» SHORT EXERCISE: Your task is to restate the data word for word.

» EXERCISE INPUTS:
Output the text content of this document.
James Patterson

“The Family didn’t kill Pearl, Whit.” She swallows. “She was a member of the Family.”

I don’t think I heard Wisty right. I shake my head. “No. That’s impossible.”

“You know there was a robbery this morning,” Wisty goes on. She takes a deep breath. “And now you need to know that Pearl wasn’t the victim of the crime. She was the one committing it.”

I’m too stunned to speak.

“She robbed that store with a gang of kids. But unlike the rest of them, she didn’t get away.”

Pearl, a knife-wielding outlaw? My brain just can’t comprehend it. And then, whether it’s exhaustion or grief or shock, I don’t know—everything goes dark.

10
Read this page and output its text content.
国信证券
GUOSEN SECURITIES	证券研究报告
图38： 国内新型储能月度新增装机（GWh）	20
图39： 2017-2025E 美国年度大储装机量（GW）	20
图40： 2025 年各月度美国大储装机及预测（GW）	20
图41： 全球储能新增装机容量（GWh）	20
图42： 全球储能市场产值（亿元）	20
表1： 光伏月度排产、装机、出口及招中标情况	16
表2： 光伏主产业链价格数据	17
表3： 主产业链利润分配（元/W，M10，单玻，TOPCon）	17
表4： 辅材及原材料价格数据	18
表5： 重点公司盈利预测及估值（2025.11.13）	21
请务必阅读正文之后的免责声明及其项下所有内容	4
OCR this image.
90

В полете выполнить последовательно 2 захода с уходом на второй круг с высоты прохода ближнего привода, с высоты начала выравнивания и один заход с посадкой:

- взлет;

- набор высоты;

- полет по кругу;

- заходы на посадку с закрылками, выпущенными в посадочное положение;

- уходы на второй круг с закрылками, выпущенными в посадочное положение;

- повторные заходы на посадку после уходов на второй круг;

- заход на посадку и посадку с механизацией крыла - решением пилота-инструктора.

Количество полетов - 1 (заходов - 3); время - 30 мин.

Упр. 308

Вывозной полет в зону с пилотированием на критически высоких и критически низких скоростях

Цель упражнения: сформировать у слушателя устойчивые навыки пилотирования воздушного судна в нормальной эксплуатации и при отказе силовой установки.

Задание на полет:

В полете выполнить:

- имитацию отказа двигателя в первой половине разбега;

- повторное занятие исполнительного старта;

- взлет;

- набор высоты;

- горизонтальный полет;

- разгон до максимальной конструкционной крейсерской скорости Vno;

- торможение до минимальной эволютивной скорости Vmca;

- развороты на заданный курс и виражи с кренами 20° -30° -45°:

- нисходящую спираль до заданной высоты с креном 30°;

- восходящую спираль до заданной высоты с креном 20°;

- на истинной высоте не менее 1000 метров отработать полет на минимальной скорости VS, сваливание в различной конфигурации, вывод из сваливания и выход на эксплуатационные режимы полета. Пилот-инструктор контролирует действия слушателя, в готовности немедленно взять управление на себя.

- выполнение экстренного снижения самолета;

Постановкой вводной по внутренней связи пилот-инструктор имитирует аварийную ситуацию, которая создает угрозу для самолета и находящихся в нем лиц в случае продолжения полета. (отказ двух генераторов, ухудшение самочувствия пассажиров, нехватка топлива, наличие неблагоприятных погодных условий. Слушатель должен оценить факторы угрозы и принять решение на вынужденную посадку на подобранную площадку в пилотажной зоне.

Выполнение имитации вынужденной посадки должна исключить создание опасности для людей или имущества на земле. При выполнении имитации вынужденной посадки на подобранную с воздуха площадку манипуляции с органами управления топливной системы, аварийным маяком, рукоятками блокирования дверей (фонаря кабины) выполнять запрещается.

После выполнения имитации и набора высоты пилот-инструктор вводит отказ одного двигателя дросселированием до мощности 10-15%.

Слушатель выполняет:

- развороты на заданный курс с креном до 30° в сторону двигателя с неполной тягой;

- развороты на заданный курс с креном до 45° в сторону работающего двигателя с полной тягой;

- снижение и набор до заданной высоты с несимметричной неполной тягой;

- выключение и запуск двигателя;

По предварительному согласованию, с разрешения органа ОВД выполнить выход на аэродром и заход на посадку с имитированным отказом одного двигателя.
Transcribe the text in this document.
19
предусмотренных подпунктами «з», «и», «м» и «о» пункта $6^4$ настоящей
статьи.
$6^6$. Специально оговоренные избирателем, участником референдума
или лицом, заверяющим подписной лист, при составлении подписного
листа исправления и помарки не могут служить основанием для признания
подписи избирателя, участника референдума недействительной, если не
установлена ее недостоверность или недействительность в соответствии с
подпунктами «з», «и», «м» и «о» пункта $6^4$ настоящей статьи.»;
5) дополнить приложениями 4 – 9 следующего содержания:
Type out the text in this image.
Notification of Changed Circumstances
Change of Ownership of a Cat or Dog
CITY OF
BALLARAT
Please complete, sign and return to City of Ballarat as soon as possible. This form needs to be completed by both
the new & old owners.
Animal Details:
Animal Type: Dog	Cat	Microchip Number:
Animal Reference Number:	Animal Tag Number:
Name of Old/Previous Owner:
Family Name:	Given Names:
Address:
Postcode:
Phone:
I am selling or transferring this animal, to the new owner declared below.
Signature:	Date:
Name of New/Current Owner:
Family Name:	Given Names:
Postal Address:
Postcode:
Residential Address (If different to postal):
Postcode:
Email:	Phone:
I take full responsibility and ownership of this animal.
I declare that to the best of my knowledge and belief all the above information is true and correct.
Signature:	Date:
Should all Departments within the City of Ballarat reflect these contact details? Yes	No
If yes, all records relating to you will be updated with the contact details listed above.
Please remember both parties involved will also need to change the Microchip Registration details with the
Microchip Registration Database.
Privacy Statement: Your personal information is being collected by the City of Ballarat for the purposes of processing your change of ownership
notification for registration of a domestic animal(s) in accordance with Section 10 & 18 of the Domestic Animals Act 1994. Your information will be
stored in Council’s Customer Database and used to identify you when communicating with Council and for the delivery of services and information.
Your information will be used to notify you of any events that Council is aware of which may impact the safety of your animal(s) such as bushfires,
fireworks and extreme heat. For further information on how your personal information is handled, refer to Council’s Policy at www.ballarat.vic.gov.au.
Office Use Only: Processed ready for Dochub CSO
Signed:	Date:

» FULL ANSWER:
Output the text content of this document.
James Patterson

“The Family didn’t kill Pearl, Whit.” She swallows. “She was a member of the Family.”

I don’t think I heard Wisty right. I shake my head. “No. That’s impossible.”

“You know there was a robbery this morning,” Wisty goes on. She takes a deep breath. “And now you need to know that Pearl wasn’t the victim of the crime. She was the one committing it.”

I’m too stunned to speak.

“She robbed that store with a gang of kids. But unlike the rest of them, she didn’t get away.”

Pearl, a knife-wielding outlaw? My brain just can’t comprehend it. And then, whether it’s exhaustion or grief or shock, I don’t know—everything goes dark.

10
Read this page and output its text content.
国信证券
GUOSEN SECURITIES	证券研究报告
图38： 国内新型储能月度新增装机（GWh）	20
图39： 2017-2025E 美国年度大储装机量（GW）	20
图40： 2025 年各月度美国大储装机及预测（GW）	20
图41： 全球储能新增装机容量（GWh）	20
图42： 全球储能市场产值（亿元）	20
表1： 光伏月度排产、装机、出口及招中标情况	16
表2： 光伏主产业链价格数据	17
表3： 主产业链利润分配（元/W，M10，单玻，TOPCon）	17
表4： 辅材及原材料价格数据	18
表5： 重点公司盈利预测及估值（2025.11.13）	21
请务必阅读正文之后的免责声明及其项下所有内容	4
OCR this image.
90

В полете выполнить последовательно 2 захода с уходом на второй круг с высоты прохода ближнего привода, с высоты начала выравнивания и один заход с посадкой:

- взлет;

- набор высоты;

- полет по кругу;

- заходы на посадку с закрылками, выпущенными в посадочное положение;

- уходы на второй круг с закрылками, выпущенными в посадочное положение;

- повторные заходы на посадку после уходов на второй круг;

- заход на посадку и посадку с механизацией крыла - решением пилота-инструктора.

Количество полетов - 1 (заходов - 3); время - 30 мин.

Упр. 308

Вывозной полет в зону с пилотированием на критически высоких и критически низких скоростях

Цель упражнения: сформировать у слушателя устойчивые навыки пилотирования воздушного судна в нормальной эксплуатации и при отказе силовой установки.

Задание на полет:

В полете выполнить:

- имитацию отказа двигателя в первой половине разбега;

- повторное занятие исполнительного старта;

- взлет;

- набор высоты;

- горизонтальный полет;

- разгон до максимальной конструкционной крейсерской скорости Vno;

- торможение до минимальной эволютивной скорости Vmca;

- развороты на заданный курс и виражи с кренами 20° -30° -45°:

- нисходящую спираль до заданной высоты с креном 30°;

- восходящую спираль до заданной высоты с креном 20°;

- на истинной высоте не менее 1000 метров отработать полет на минимальной скорости VS, сваливание в различной конфигурации, вывод из сваливания и выход на эксплуатационные режимы полета. Пилот-инструктор контролирует действия слушателя, в готовности немедленно взять управление на себя.

- выполнение экстренного снижения самолета;

Постановкой вводной по внутренней связи пилот-инструктор имитирует аварийную ситуацию, которая создает угрозу для самолета и находящихся в нем лиц в случае продолжения полета. (отказ двух генераторов, ухудшение самочувствия пассажиров, нехватка топлива, наличие неблагоприятных погодных условий. Слушатель должен оценить факторы угрозы и принять решение на вынужденную посадку на подобранную площадку в пилотажной зоне.

Выполнение имитации вынужденной посадки должна исключить создание опасности для людей или имущества на земле. При выполнении имитации вынужденной посадки на подобранную с воздуха площадку манипуляции с органами управления топливной системы, аварийным маяком, рукоятками блокирования дверей (фонаря кабины) выполнять запрещается.

После выполнения имитации и набора высоты пилот-инструктор вводит отказ одного двигателя дросселированием до мощности 10-15%.

Слушатель выполняет:

- развороты на заданный курс с креном до 30° в сторону двигателя с неполной тягой;

- развороты на заданный курс с креном до 45° в сторону работающего двигателя с полной тягой;

- снижение и набор до заданной высоты с несимметричной неполной тягой;

- выключение и запуск двигателя;

По предварительному согласованию, с разрешения органа ОВД выполнить выход на аэродром и заход на посадку с имитированным отказом одного двигателя.
Transcribe the text in this document.
19
предусмотренных подпунктами «з», «и», «м» и «о» пункта $6^4$ настоящей
статьи.
$6^6$. Специально оговоренные избирателем, участником референдума
или лицом, заверяющим подписной лист, при составлении подписного
листа исправления и помарки не могут служить основанием для признания
подписи избирателя, участника референдума недействительной, если не
установлена ее недостоверность или недействительность в соответствии с
подпунктами «з», «и», «м» и «о» пункта $6^4$ настоящей статьи.»;
5) дополнить приложениями 4 – 9 следующего содержания:
Type out the text in this image.
Notification of Changed Circumstances
Change of Ownership of a Cat or Dog
CITY OF
BALLARAT
Please complete, sign and return to City of Ballarat as soon as possible. This form needs to be completed by both
the new & old owners.
Animal Details:
Animal Type: Dog	Cat	Microchip Number:
Animal Reference Number:	Animal Tag Number:
Name of Old/Previous Owner:
Family Name:	Given Names:
Address:
Postcode:
Phone:
I am selling or transferring this animal, to the new owner declared below.
Signature:	Date:
Name of New/Current Owner:
Family Name:	Given Names:
Postal Address:
Postcode:
Residential Address (If different to postal):
Postcode:
Email:	Phone:
I take full responsibility and ownership of this animal.
I declare that to the best of my knowledge and belief all the above information is true and correct.
Signature:	Date:
Should all Departments within the City of Ballarat reflect these contact details? Yes	No
If yes, all records relating to you will be updated with the contact details listed above.
Please remember both parties involved will also need to change the Microchip Registration details with the
Microchip Registration Database.
Privacy Statement: Your personal information is being collected by the City of Ballarat for the purposes of processing your change of ownership
notification for registration of a domestic animal(s) in accordance with Section 10 & 18 of the Domestic Animals Act 1994. Your information will be
stored in Council’s Customer Database and used to identify you when communicating with Council and for the delivery of services and information.
Your information will be used to notify you of any events that Council is aware of which may impact the safety of your animal(s) such as bushfires,
fireworks and extreme heat. For further information on how your personal information is handled, refer to Council’s Policy at www.ballarat.vic.gov.au.
Office Use Only: Processed ready for Dochub CSO
Signed:	Date:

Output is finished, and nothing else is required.